# Start of Given information

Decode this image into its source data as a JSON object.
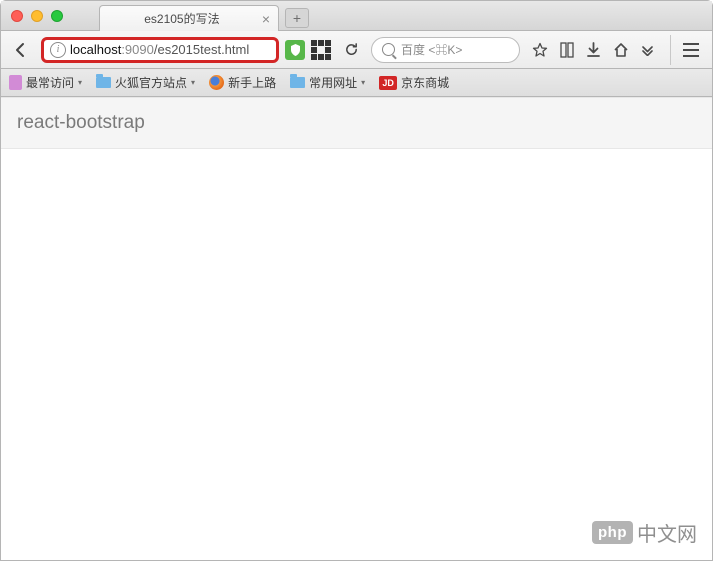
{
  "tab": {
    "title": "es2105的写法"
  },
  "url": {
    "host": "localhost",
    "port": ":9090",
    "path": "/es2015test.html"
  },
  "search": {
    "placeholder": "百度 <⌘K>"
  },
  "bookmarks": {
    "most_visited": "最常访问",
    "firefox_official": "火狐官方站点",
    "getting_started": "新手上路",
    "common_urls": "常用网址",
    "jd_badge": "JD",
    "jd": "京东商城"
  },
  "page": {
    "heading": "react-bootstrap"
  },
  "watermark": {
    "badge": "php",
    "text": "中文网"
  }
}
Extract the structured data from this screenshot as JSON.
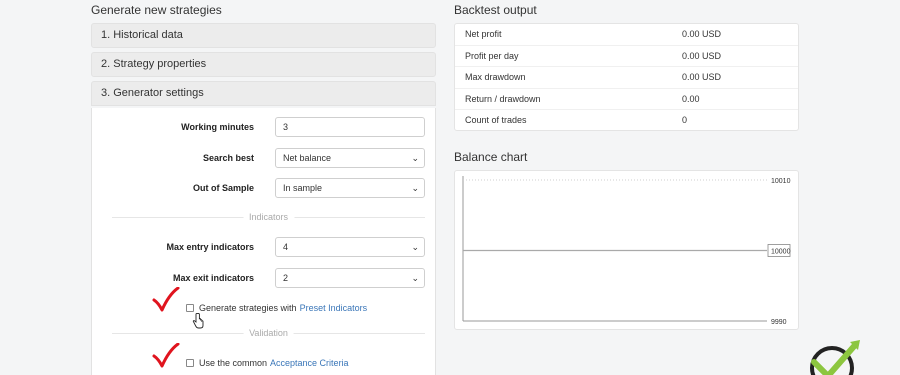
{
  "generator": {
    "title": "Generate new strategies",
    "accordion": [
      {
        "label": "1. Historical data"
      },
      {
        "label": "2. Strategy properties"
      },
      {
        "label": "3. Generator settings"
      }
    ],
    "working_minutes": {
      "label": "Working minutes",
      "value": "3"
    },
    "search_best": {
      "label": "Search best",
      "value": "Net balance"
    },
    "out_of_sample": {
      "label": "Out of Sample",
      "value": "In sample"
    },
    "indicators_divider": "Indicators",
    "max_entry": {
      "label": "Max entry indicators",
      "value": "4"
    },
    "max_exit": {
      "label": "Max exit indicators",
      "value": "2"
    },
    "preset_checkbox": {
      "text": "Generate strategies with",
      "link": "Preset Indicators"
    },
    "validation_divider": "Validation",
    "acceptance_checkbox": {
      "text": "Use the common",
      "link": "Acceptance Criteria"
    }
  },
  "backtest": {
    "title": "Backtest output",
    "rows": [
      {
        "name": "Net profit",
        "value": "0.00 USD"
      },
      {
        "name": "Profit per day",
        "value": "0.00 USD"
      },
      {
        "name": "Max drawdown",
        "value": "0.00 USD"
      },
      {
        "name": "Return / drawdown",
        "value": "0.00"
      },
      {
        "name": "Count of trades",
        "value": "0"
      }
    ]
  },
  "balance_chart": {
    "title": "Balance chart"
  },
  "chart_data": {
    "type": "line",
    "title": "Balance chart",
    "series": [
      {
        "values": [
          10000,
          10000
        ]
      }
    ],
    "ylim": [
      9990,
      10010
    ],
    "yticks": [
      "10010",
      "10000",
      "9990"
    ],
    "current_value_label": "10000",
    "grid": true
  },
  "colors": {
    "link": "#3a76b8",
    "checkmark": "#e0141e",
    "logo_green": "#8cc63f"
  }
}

# End of Given information

What the exercise asks
Please reproduce nothing but the lines from the one containing "Extract the structured" through the closing line of the listing, retyped word for word, pictures excluded.

Final result
Extract the structured data from this screenshot as JSON.
{
  "generator": {
    "title": "Generate new strategies",
    "accordion": [
      {
        "label": "1. Historical data"
      },
      {
        "label": "2. Strategy properties"
      },
      {
        "label": "3. Generator settings"
      }
    ],
    "working_minutes": {
      "label": "Working minutes",
      "value": "3"
    },
    "search_best": {
      "label": "Search best",
      "value": "Net balance"
    },
    "out_of_sample": {
      "label": "Out of Sample",
      "value": "In sample"
    },
    "indicators_divider": "Indicators",
    "max_entry": {
      "label": "Max entry indicators",
      "value": "4"
    },
    "max_exit": {
      "label": "Max exit indicators",
      "value": "2"
    },
    "preset_checkbox": {
      "text": "Generate strategies with",
      "link": "Preset Indicators"
    },
    "validation_divider": "Validation",
    "acceptance_checkbox": {
      "text": "Use the common",
      "link": "Acceptance Criteria"
    }
  },
  "backtest": {
    "title": "Backtest output",
    "rows": [
      {
        "name": "Net profit",
        "value": "0.00 USD"
      },
      {
        "name": "Profit per day",
        "value": "0.00 USD"
      },
      {
        "name": "Max drawdown",
        "value": "0.00 USD"
      },
      {
        "name": "Return / drawdown",
        "value": "0.00"
      },
      {
        "name": "Count of trades",
        "value": "0"
      }
    ]
  },
  "balance_chart": {
    "title": "Balance chart"
  },
  "chart_data": {
    "type": "line",
    "title": "Balance chart",
    "series": [
      {
        "values": [
          10000,
          10000
        ]
      }
    ],
    "ylim": [
      9990,
      10010
    ],
    "yticks": [
      "10010",
      "10000",
      "9990"
    ],
    "current_value_label": "10000",
    "grid": true
  },
  "colors": {
    "link": "#3a76b8",
    "checkmark": "#e0141e",
    "logo_green": "#8cc63f"
  }
}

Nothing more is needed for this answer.